(Stored data)

((

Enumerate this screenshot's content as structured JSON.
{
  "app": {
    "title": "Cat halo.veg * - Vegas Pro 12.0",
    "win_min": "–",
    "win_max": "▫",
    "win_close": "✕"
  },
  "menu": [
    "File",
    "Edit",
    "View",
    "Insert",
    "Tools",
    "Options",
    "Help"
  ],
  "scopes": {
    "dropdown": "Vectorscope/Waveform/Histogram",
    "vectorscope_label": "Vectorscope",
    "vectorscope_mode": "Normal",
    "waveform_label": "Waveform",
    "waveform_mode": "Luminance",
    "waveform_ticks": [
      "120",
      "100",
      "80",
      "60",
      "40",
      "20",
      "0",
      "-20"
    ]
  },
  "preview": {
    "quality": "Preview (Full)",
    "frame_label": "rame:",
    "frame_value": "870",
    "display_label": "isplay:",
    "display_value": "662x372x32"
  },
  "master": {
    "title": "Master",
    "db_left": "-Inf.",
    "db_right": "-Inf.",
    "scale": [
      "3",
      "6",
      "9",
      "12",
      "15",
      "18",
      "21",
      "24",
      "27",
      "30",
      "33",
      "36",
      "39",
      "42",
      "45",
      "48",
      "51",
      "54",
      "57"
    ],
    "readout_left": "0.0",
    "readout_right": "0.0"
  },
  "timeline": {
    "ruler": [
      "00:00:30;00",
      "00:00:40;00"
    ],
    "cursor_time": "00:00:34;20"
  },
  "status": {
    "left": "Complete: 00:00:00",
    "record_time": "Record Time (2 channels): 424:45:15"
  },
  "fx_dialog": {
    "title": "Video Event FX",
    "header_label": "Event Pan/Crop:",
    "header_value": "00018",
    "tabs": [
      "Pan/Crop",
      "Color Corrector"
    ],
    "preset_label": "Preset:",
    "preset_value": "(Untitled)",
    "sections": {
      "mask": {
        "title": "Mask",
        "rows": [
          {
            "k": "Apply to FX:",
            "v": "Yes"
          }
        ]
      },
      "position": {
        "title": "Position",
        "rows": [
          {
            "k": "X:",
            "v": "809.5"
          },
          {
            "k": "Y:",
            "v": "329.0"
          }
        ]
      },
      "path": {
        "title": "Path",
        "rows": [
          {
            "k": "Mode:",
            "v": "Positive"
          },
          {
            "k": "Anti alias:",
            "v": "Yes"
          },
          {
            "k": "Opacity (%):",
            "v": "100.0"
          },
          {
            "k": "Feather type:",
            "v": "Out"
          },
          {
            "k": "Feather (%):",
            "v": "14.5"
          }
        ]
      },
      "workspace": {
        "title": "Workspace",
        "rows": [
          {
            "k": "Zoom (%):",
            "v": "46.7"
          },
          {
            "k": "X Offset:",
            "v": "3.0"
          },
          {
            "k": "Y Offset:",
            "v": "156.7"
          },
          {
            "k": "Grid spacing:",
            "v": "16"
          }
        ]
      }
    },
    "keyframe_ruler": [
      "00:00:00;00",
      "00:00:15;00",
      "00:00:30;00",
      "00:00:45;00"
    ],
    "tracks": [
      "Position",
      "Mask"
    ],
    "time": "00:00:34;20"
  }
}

))

Please repeat the listing exactly, with nothing left out.

Enumerate this screenshot's content as structured JSON.
{
  "app": {
    "title": "Cat halo.veg * - Vegas Pro 12.0",
    "win_min": "–",
    "win_max": "▫",
    "win_close": "✕"
  },
  "menu": [
    "File",
    "Edit",
    "View",
    "Insert",
    "Tools",
    "Options",
    "Help"
  ],
  "scopes": {
    "dropdown": "Vectorscope/Waveform/Histogram",
    "vectorscope_label": "Vectorscope",
    "vectorscope_mode": "Normal",
    "waveform_label": "Waveform",
    "waveform_mode": "Luminance",
    "waveform_ticks": [
      "120",
      "100",
      "80",
      "60",
      "40",
      "20",
      "0",
      "-20"
    ]
  },
  "preview": {
    "quality": "Preview (Full)",
    "frame_label": "rame:",
    "frame_value": "870",
    "display_label": "isplay:",
    "display_value": "662x372x32"
  },
  "master": {
    "title": "Master",
    "db_left": "-Inf.",
    "db_right": "-Inf.",
    "scale": [
      "3",
      "6",
      "9",
      "12",
      "15",
      "18",
      "21",
      "24",
      "27",
      "30",
      "33",
      "36",
      "39",
      "42",
      "45",
      "48",
      "51",
      "54",
      "57"
    ],
    "readout_left": "0.0",
    "readout_right": "0.0"
  },
  "timeline": {
    "ruler": [
      "00:00:30;00",
      "00:00:40;00"
    ],
    "cursor_time": "00:00:34;20"
  },
  "status": {
    "left": "Complete: 00:00:00",
    "record_time": "Record Time (2 channels): 424:45:15"
  },
  "fx_dialog": {
    "title": "Video Event FX",
    "header_label": "Event Pan/Crop:",
    "header_value": "00018",
    "tabs": [
      "Pan/Crop",
      "Color Corrector"
    ],
    "preset_label": "Preset:",
    "preset_value": "(Untitled)",
    "sections": {
      "mask": {
        "title": "Mask",
        "rows": [
          {
            "k": "Apply to FX:",
            "v": "Yes"
          }
        ]
      },
      "position": {
        "title": "Position",
        "rows": [
          {
            "k": "X:",
            "v": "809.5"
          },
          {
            "k": "Y:",
            "v": "329.0"
          }
        ]
      },
      "path": {
        "title": "Path",
        "rows": [
          {
            "k": "Mode:",
            "v": "Positive"
          },
          {
            "k": "Anti alias:",
            "v": "Yes"
          },
          {
            "k": "Opacity (%):",
            "v": "100.0"
          },
          {
            "k": "Feather type:",
            "v": "Out"
          },
          {
            "k": "Feather (%):",
            "v": "14.5"
          }
        ]
      },
      "workspace": {
        "title": "Workspace",
        "rows": [
          {
            "k": "Zoom (%):",
            "v": "46.7"
          },
          {
            "k": "X Offset:",
            "v": "3.0"
          },
          {
            "k": "Y Offset:",
            "v": "156.7"
          },
          {
            "k": "Grid spacing:",
            "v": "16"
          }
        ]
      }
    },
    "keyframe_ruler": [
      "00:00:00;00",
      "00:00:15;00",
      "00:00:30;00",
      "00:00:45;00"
    ],
    "tracks": [
      "Position",
      "Mask"
    ],
    "time": "00:00:34;20"
  }
}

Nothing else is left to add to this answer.